List each line of the records below that contains the word "their".

# START OF Records

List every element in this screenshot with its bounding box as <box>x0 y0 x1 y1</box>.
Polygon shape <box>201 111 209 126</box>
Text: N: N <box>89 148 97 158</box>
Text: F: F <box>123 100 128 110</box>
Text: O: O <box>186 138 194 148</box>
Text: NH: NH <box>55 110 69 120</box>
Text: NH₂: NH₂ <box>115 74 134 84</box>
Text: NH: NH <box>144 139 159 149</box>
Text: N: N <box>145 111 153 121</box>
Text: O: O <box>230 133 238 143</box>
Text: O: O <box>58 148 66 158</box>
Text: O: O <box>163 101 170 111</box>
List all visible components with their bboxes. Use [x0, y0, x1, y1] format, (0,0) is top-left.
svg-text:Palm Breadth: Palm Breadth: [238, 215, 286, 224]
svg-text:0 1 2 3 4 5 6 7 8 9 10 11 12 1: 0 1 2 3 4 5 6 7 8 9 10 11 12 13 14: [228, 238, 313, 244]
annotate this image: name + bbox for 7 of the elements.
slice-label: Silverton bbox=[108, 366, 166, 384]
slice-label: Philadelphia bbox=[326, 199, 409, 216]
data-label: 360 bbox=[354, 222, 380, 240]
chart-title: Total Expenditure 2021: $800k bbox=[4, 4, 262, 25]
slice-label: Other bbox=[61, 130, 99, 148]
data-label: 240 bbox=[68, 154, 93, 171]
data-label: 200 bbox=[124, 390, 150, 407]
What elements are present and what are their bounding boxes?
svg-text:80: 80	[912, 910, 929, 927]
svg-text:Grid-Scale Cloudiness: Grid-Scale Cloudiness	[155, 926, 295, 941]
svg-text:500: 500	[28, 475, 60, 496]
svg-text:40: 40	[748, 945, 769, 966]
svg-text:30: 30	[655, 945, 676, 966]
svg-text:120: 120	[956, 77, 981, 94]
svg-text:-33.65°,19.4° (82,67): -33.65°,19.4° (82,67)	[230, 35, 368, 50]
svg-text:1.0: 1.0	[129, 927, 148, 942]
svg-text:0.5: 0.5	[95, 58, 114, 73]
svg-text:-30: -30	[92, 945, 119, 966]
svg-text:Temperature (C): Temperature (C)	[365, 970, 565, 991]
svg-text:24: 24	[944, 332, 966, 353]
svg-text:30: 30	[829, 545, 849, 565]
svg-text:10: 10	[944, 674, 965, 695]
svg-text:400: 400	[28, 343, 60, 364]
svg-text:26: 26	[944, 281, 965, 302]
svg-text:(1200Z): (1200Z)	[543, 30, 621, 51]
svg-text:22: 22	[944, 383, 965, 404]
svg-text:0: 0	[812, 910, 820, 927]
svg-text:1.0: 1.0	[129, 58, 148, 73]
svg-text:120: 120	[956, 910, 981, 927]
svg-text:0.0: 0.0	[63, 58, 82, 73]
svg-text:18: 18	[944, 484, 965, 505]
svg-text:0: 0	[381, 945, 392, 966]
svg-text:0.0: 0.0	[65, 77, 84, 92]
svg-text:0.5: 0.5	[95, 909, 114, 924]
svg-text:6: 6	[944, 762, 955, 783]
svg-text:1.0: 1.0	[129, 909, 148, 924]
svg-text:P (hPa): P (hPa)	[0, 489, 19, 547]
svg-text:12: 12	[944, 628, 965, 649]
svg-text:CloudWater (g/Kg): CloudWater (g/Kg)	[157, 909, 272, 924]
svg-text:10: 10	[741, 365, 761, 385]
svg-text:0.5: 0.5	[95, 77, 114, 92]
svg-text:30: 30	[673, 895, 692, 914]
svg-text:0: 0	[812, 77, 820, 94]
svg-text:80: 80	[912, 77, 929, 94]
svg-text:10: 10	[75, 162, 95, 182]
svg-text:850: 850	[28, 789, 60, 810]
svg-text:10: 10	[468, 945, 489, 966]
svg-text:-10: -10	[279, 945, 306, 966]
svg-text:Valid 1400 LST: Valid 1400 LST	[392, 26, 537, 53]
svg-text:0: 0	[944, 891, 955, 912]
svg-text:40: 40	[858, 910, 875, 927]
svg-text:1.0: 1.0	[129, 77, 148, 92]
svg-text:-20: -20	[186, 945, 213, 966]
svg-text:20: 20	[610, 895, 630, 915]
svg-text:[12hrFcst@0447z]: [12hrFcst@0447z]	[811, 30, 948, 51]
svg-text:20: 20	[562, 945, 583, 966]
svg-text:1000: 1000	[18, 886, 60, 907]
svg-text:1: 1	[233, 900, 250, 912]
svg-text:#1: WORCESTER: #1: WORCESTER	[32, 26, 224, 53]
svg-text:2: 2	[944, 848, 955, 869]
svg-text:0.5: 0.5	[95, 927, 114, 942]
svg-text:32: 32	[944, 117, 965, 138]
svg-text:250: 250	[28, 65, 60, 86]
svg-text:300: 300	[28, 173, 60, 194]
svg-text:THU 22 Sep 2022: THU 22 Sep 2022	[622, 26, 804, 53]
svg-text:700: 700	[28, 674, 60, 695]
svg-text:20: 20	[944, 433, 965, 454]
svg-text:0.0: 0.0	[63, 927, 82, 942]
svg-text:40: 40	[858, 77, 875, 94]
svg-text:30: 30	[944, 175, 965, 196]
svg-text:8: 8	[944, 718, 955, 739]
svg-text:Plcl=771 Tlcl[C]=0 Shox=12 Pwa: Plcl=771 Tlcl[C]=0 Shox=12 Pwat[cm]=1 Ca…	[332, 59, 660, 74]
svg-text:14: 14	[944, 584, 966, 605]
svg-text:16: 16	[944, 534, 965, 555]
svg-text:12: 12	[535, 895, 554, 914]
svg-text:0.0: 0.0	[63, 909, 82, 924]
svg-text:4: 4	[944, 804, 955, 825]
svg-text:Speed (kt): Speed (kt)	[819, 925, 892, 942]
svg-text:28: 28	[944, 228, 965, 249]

# END OF Records

▶ _Result for this task_:
List all visible components with their bboxes. Use [x0, y0, x1, y1] format, (0,0) is top-left.
What elements are present and what are their bounding boxes?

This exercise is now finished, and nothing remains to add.